----- Data for this exercise

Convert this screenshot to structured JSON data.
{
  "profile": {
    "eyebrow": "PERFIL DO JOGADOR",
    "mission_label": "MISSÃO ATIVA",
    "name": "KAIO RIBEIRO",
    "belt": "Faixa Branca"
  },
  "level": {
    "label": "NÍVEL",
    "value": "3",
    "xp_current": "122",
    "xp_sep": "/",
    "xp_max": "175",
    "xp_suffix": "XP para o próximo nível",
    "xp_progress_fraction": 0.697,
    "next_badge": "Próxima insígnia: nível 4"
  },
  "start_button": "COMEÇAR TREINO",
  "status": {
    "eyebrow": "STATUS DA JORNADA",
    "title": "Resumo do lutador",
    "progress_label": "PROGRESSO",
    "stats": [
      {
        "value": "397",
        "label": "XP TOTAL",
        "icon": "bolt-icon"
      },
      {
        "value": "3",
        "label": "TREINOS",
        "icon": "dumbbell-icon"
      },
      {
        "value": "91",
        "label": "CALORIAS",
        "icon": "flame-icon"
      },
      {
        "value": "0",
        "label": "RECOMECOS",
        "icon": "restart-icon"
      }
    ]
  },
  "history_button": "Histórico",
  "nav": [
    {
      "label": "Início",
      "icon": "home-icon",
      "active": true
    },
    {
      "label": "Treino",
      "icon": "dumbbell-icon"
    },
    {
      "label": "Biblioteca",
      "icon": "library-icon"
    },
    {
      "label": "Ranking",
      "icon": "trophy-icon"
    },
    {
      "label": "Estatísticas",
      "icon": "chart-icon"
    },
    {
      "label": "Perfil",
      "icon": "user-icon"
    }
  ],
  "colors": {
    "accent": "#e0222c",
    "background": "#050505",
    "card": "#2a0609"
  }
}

----------

• **The exercise**
Reproduce the listing shown above in its entirety, exactly.

• **Response below**
Convert this screenshot to structured JSON data.
{
  "profile": {
    "eyebrow": "PERFIL DO JOGADOR",
    "mission_label": "MISSÃO ATIVA",
    "name": "KAIO RIBEIRO",
    "belt": "Faixa Branca"
  },
  "level": {
    "label": "NÍVEL",
    "value": "3",
    "xp_current": "122",
    "xp_sep": "/",
    "xp_max": "175",
    "xp_suffix": "XP para o próximo nível",
    "xp_progress_fraction": 0.697,
    "next_badge": "Próxima insígnia: nível 4"
  },
  "start_button": "COMEÇAR TREINO",
  "status": {
    "eyebrow": "STATUS DA JORNADA",
    "title": "Resumo do lutador",
    "progress_label": "PROGRESSO",
    "stats": [
      {
        "value": "397",
        "label": "XP TOTAL",
        "icon": "bolt-icon"
      },
      {
        "value": "3",
        "label": "TREINOS",
        "icon": "dumbbell-icon"
      },
      {
        "value": "91",
        "label": "CALORIAS",
        "icon": "flame-icon"
      },
      {
        "value": "0",
        "label": "RECOMECOS",
        "icon": "restart-icon"
      }
    ]
  },
  "history_button": "Histórico",
  "nav": [
    {
      "label": "Início",
      "icon": "home-icon",
      "active": true
    },
    {
      "label": "Treino",
      "icon": "dumbbell-icon"
    },
    {
      "label": "Biblioteca",
      "icon": "library-icon"
    },
    {
      "label": "Ranking",
      "icon": "trophy-icon"
    },
    {
      "label": "Estatísticas",
      "icon": "chart-icon"
    },
    {
      "label": "Perfil",
      "icon": "user-icon"
    }
  ],
  "colors": {
    "accent": "#e0222c",
    "background": "#050505",
    "card": "#2a0609"
  }
}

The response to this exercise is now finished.